### Work to do
In the lines below, find how many contain the word "Company" and report that figure alone.
-- START --
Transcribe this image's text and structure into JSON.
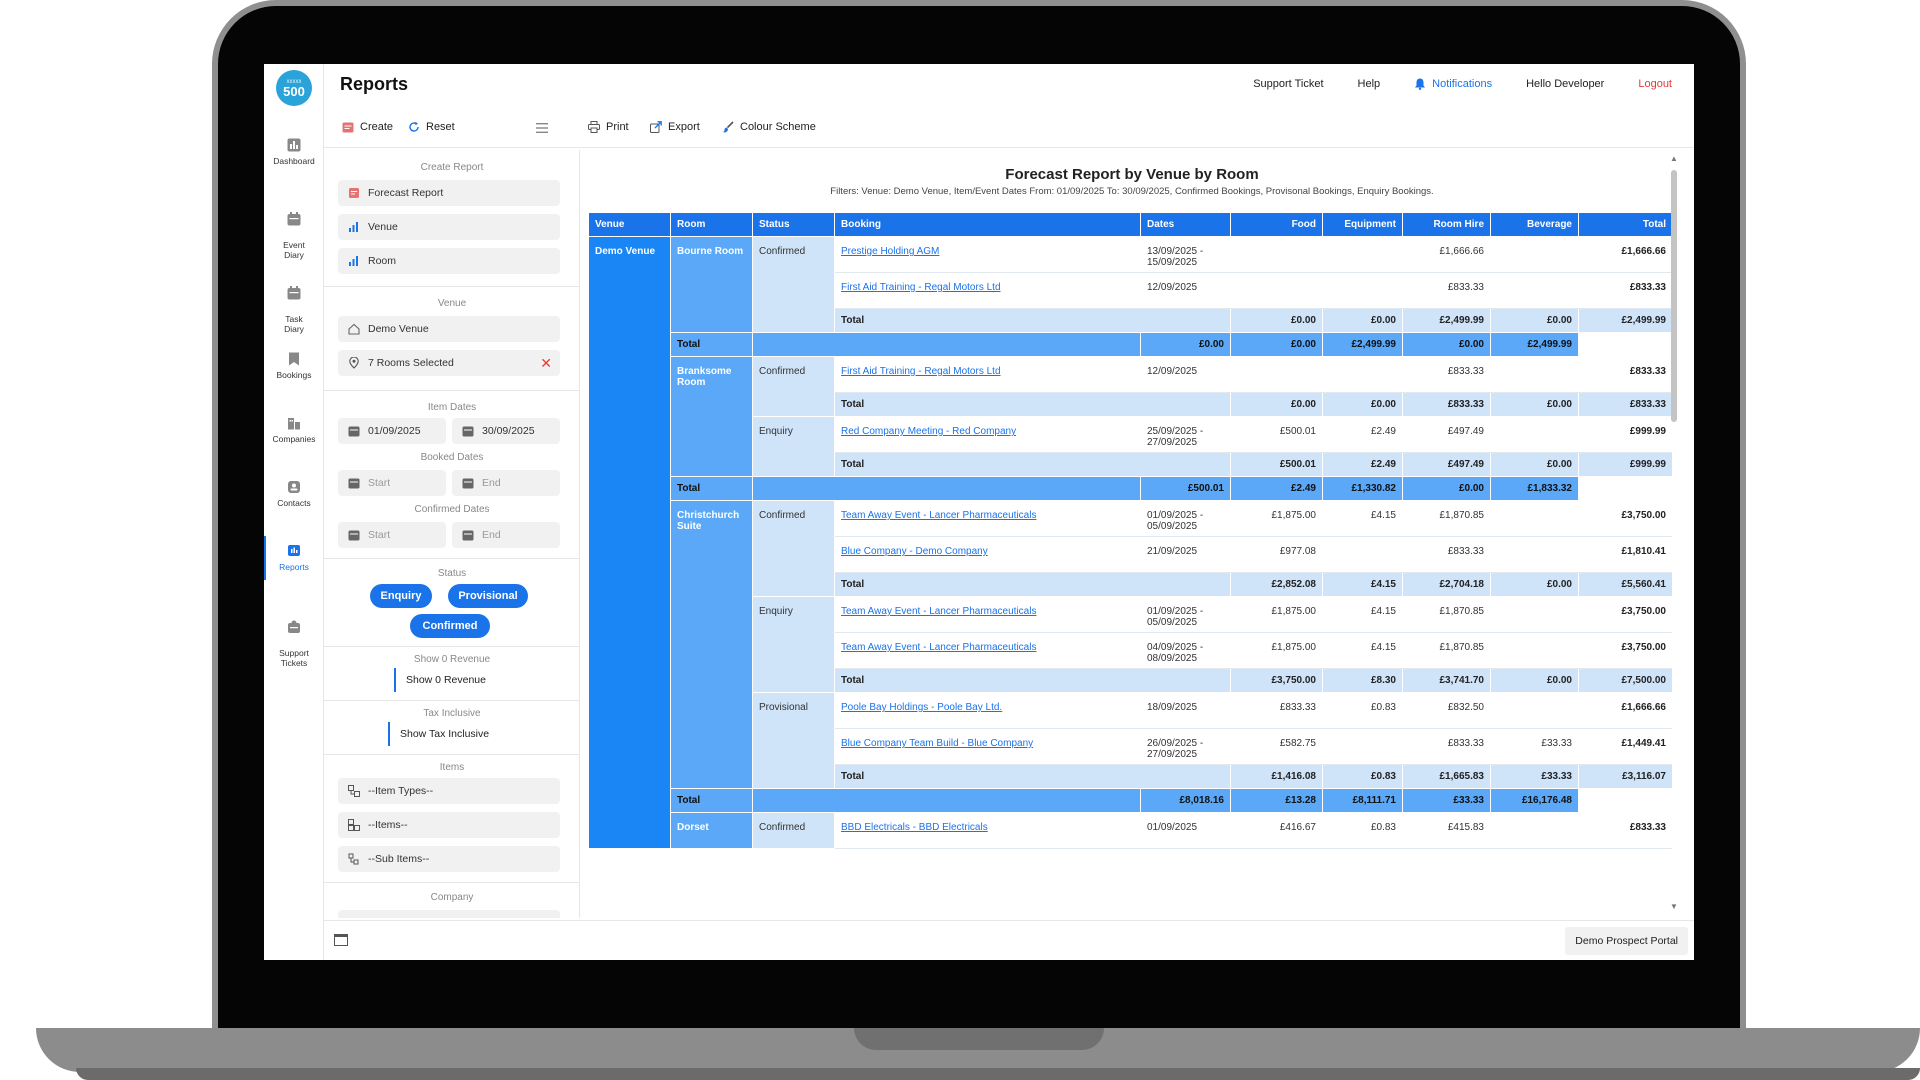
{
  "app": {
    "logo_top": "xxxxx",
    "logo_main": "500",
    "page_title": "Reports"
  },
  "rail": [
    {
      "label": "Dashboard"
    },
    {
      "label": "Event\nDiary"
    },
    {
      "label": "Task\nDiary"
    },
    {
      "label": "Bookings"
    },
    {
      "label": "Companies"
    },
    {
      "label": "Contacts"
    },
    {
      "label": "Reports"
    },
    {
      "label": "Support\nTickets"
    }
  ],
  "topnav": {
    "support": "Support Ticket",
    "help": "Help",
    "notifications": "Notifications",
    "user": "Hello Developer",
    "logout": "Logout"
  },
  "toolbar": {
    "create": "Create",
    "reset": "Reset",
    "print": "Print",
    "export": "Export",
    "colour": "Colour Scheme"
  },
  "panel": {
    "create_report_label": "Create Report",
    "report_types": [
      "Forecast Report",
      "Venue",
      "Room"
    ],
    "venue_label": "Venue",
    "venue_value": "Demo Venue",
    "rooms_value": "7 Rooms Selected",
    "item_dates_label": "Item Dates",
    "item_date_from": "01/09/2025",
    "item_date_to": "30/09/2025",
    "booked_dates_label": "Booked Dates",
    "booked_start_placeholder": "Start",
    "booked_end_placeholder": "End",
    "confirmed_dates_label": "Confirmed Dates",
    "confirmed_start_placeholder": "Start",
    "confirmed_end_placeholder": "End",
    "status_label": "Status",
    "status_enquiry": "Enquiry",
    "status_provisional": "Provisional",
    "status_confirmed": "Confirmed",
    "show0_label": "Show 0 Revenue",
    "show0_toggle": "Show 0 Revenue",
    "tax_label": "Tax Inclusive",
    "tax_toggle": "Show Tax Inclusive",
    "items_label": "Items",
    "item_types": "--Item Types--",
    "items": "--Items--",
    "sub_items": "--Sub Items--",
    "company_label": "Company"
  },
  "report": {
    "title": "Forecast Report by Venue by Room",
    "filters": "Filters: Venue: Demo Venue, Item/Event Dates From: 01/09/2025 To: 30/09/2025, Confirmed Bookings, Provisonal Bookings, Enquiry Bookings.",
    "columns": [
      "Venue",
      "Room",
      "Status",
      "Booking",
      "Dates",
      "Food",
      "Equipment",
      "Room Hire",
      "Beverage",
      "Total"
    ],
    "venue": "Demo Venue",
    "total_label": "Total",
    "rooms": [
      {
        "name": "Bourne Room",
        "statuses": [
          {
            "status": "Confirmed",
            "rows": [
              {
                "booking": "Prestige Holding AGM",
                "dates": "13/09/2025 - 15/09/2025",
                "food": "",
                "equipment": "",
                "room_hire": "£1,666.66",
                "beverage": "",
                "total": "£1,666.66"
              },
              {
                "booking": "First Aid Training - Regal Motors Ltd",
                "dates": "12/09/2025",
                "food": "",
                "equipment": "",
                "room_hire": "£833.33",
                "beverage": "",
                "total": "£833.33"
              }
            ],
            "total": {
              "food": "£0.00",
              "equipment": "£0.00",
              "room_hire": "£2,499.99",
              "beverage": "£0.00",
              "total": "£2,499.99"
            }
          }
        ],
        "total": {
          "food": "£0.00",
          "equipment": "£0.00",
          "room_hire": "£2,499.99",
          "beverage": "£0.00",
          "total": "£2,499.99"
        }
      },
      {
        "name": "Branksome Room",
        "statuses": [
          {
            "status": "Confirmed",
            "rows": [
              {
                "booking": "First Aid Training - Regal Motors Ltd",
                "dates": "12/09/2025",
                "food": "",
                "equipment": "",
                "room_hire": "£833.33",
                "beverage": "",
                "total": "£833.33"
              }
            ],
            "total": {
              "food": "£0.00",
              "equipment": "£0.00",
              "room_hire": "£833.33",
              "beverage": "£0.00",
              "total": "£833.33"
            }
          },
          {
            "status": "Enquiry",
            "rows": [
              {
                "booking": "Red Company Meeting - Red Company",
                "dates": "25/09/2025 - 27/09/2025",
                "food": "£500.01",
                "equipment": "£2.49",
                "room_hire": "£497.49",
                "beverage": "",
                "total": "£999.99"
              }
            ],
            "total": {
              "food": "£500.01",
              "equipment": "£2.49",
              "room_hire": "£497.49",
              "beverage": "£0.00",
              "total": "£999.99"
            }
          }
        ],
        "total": {
          "food": "£500.01",
          "equipment": "£2.49",
          "room_hire": "£1,330.82",
          "beverage": "£0.00",
          "total": "£1,833.32"
        }
      },
      {
        "name": "Christchurch Suite",
        "statuses": [
          {
            "status": "Confirmed",
            "rows": [
              {
                "booking": "Team Away Event - Lancer Pharmaceuticals",
                "dates": "01/09/2025 - 05/09/2025",
                "food": "£1,875.00",
                "equipment": "£4.15",
                "room_hire": "£1,870.85",
                "beverage": "",
                "total": "£3,750.00"
              },
              {
                "booking": "Blue Company - Demo Company",
                "dates": "21/09/2025",
                "food": "£977.08",
                "equipment": "",
                "room_hire": "£833.33",
                "beverage": "",
                "total": "£1,810.41"
              }
            ],
            "total": {
              "food": "£2,852.08",
              "equipment": "£4.15",
              "room_hire": "£2,704.18",
              "beverage": "£0.00",
              "total": "£5,560.41"
            }
          },
          {
            "status": "Enquiry",
            "rows": [
              {
                "booking": "Team Away Event - Lancer Pharmaceuticals",
                "dates": "01/09/2025 - 05/09/2025",
                "food": "£1,875.00",
                "equipment": "£4.15",
                "room_hire": "£1,870.85",
                "beverage": "",
                "total": "£3,750.00"
              },
              {
                "booking": "Team Away Event - Lancer Pharmaceuticals",
                "dates": "04/09/2025 - 08/09/2025",
                "food": "£1,875.00",
                "equipment": "£4.15",
                "room_hire": "£1,870.85",
                "beverage": "",
                "total": "£3,750.00"
              }
            ],
            "total": {
              "food": "£3,750.00",
              "equipment": "£8.30",
              "room_hire": "£3,741.70",
              "beverage": "£0.00",
              "total": "£7,500.00"
            }
          },
          {
            "status": "Provisional",
            "rows": [
              {
                "booking": "Poole Bay Holdings - Poole Bay Ltd.",
                "dates": "18/09/2025",
                "food": "£833.33",
                "equipment": "£0.83",
                "room_hire": "£832.50",
                "beverage": "",
                "total": "£1,666.66"
              },
              {
                "booking": "Blue Company Team Build - Blue Company",
                "dates": "26/09/2025 - 27/09/2025",
                "food": "£582.75",
                "equipment": "",
                "room_hire": "£833.33",
                "beverage": "£33.33",
                "total": "£1,449.41"
              }
            ],
            "total": {
              "food": "£1,416.08",
              "equipment": "£0.83",
              "room_hire": "£1,665.83",
              "beverage": "£33.33",
              "total": "£3,116.07"
            }
          }
        ],
        "total": {
          "food": "£8,018.16",
          "equipment": "£13.28",
          "room_hire": "£8,111.71",
          "beverage": "£33.33",
          "total": "£16,176.48"
        }
      },
      {
        "name": "Dorset",
        "statuses": [
          {
            "status": "Confirmed",
            "rows": [
              {
                "booking": "BBD Electricals - BBD Electricals",
                "dates": "01/09/2025",
                "food": "£416.67",
                "equipment": "£0.83",
                "room_hire": "£415.83",
                "beverage": "",
                "total": "£833.33"
              }
            ]
          }
        ]
      }
    ]
  },
  "footer": {
    "portal": "Demo Prospect Portal"
  },
  "colors": {
    "accent": "#1a73e8",
    "venue_col": "#1a85f5",
    "room_col": "#5aa8f7",
    "status_col": "#cfe3f9",
    "logout": "#e53935"
  }
}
-- END --
### Reply to the exercise
4